Excerpt to read
To confirm these results in the context of the full-length CD81 receptor, we performed a cell surface binding assay using CHO-K1 cells transfected with a full-length CD81 expression vector as previously described (8). Equivalent amounts of monomeric, secreted E2₆₆₁myc were serially diluted and incubated with CD81-transfected CHO-K1 cells on ice for 4 h. Bound E2₆₆₁myc was detected by using ¹²⁵I-labeled MAb 9E10. The assay's specificity was confirmed by the lack of binding by WTmyc, Δ13myc, and Δ123myc to CHO-K1 cells transfected with CD81 containing the mutation F186S in the E2 binding site (Fig. 3E) (12). Furthermore, E2₆₆₁myc containing the L441M mutation in the CD81 binding site lacked binding activity for wild-type-CD81-transfected CHO-K1 cells (8) (Fig. 3D). Finally, the binding of WTmyc, Δ13myc, and Δ123myc to wild-type-CD81-transfected CHO-K1 cells was inhibited in a dose-dependent manner by anti-CD81 MAb JS-81 (BD Biosciences) but not anti-CD4 MAb OKT4 (Fig. 3F).

Although we did not detect variations in binding to recombinant dimeric MBP-LEL^113-201 for singly and multiply deleted E2₆₆₁myc constructs, differences in binding to surface-expressed CD81 were observed, perhaps reflecting subtle differences in LEL structure when it is expressed in isolation versus in native tetraspanin (11). The results shown in Fig. 3D and E indicate that Δ23myc, Δ13myc, Δ123myc, and WTmyc displayed similar CD81 binding profiles, whereas the deletion of HVR1 plus HVR2 from E2₆₆₁myc (Δ12myc) caused an approximately 50% reduction in CD81 binding compared to binding by Δ23myc (P = 0.035). By contrast, the CD81 binding abilities of Δ13myc (which exhibited a binding curve identical to that of WTmyc) and Δ123myc were not significantly different (P = 0.62), indicating that the presence of igVR compromises the CD81 binding function when HVR1 and HVR2 are absent in Δ12myc (Fig. 3E). Although HVR1, HVR2, and igVR are not required for the core folding properties of E2₆₆₁, these data point to a functional interaction between igVR and one or both of HVR1 and HVR2 such that the CD81 binding site is properly formed or becomes fully accessible to the receptor.

Task description
According to the CD81 binding excerpt, how long and at what temperature were the CD81-transfected CHO-K1 cells incubated with E2₆₆₁myc? These items have no connection to the CD81 binding excerpt.

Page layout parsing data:
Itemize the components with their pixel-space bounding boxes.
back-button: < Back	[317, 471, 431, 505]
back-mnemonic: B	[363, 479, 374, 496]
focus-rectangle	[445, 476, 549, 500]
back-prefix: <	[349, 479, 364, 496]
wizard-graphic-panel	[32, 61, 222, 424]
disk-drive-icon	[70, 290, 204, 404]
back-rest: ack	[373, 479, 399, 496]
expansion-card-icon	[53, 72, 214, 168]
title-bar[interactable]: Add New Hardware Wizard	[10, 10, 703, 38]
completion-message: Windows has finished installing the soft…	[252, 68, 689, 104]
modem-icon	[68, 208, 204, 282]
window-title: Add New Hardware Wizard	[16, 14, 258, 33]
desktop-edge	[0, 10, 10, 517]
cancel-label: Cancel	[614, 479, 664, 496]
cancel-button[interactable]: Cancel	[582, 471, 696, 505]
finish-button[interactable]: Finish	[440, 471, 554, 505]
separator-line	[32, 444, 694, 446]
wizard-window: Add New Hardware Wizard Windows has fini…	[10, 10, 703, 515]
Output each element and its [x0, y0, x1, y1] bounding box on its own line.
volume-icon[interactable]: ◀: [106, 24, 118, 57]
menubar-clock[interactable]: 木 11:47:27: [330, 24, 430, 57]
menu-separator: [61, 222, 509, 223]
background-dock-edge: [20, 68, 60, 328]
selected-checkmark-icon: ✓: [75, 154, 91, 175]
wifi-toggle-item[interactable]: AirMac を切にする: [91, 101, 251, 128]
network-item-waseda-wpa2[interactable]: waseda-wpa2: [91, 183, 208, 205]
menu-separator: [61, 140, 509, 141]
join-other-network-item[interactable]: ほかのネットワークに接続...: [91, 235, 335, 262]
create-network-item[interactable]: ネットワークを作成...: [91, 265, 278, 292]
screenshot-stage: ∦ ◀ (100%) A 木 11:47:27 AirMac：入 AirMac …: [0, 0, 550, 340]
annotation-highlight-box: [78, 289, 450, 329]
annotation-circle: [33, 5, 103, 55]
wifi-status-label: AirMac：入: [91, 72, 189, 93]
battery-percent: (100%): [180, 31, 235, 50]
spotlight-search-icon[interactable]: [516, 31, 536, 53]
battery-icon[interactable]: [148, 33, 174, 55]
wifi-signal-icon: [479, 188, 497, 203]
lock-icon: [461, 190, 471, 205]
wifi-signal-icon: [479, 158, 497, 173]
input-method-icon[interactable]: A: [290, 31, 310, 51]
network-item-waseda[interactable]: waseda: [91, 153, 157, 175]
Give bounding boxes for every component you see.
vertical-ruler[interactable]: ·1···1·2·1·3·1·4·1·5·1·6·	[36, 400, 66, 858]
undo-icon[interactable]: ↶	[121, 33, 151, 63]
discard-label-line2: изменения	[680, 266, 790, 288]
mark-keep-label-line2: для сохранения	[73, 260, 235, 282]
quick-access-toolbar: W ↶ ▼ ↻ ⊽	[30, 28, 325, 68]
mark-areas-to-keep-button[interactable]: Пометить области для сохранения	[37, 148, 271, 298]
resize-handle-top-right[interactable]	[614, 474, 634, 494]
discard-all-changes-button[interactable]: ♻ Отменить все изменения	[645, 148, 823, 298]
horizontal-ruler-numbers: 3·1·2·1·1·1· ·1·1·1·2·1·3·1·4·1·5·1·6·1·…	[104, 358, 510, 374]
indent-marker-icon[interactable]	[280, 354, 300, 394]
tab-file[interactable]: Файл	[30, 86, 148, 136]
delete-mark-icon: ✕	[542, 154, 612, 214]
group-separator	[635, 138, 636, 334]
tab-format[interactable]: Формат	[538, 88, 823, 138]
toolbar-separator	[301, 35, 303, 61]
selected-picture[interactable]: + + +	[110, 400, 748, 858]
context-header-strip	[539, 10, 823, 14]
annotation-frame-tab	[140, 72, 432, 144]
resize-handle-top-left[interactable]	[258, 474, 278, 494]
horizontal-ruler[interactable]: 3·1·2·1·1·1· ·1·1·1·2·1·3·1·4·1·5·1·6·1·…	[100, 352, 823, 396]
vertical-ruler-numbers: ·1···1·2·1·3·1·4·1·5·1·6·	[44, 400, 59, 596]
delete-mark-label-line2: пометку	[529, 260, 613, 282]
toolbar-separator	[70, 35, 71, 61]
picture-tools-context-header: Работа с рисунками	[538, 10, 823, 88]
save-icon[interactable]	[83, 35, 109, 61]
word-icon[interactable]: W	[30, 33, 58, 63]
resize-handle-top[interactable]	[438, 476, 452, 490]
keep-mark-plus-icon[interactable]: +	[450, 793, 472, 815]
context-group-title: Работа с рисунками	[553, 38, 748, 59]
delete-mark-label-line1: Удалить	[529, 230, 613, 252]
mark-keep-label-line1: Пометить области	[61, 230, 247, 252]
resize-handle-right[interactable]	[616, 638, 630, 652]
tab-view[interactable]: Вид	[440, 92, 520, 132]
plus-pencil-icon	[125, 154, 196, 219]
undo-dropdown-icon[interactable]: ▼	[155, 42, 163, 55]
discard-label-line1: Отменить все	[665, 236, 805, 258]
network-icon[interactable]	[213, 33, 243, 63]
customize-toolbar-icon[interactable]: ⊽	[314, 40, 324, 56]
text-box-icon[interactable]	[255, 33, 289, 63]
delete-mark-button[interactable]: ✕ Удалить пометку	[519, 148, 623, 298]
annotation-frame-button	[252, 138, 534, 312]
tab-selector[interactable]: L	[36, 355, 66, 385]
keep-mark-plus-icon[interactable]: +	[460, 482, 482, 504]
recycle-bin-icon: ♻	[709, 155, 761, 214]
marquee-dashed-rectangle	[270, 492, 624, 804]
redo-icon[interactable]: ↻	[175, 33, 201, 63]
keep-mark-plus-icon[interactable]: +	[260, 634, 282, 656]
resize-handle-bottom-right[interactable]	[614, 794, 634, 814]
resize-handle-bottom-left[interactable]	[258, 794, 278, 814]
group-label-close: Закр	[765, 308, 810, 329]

Response for this exercise
For 4 h on ice.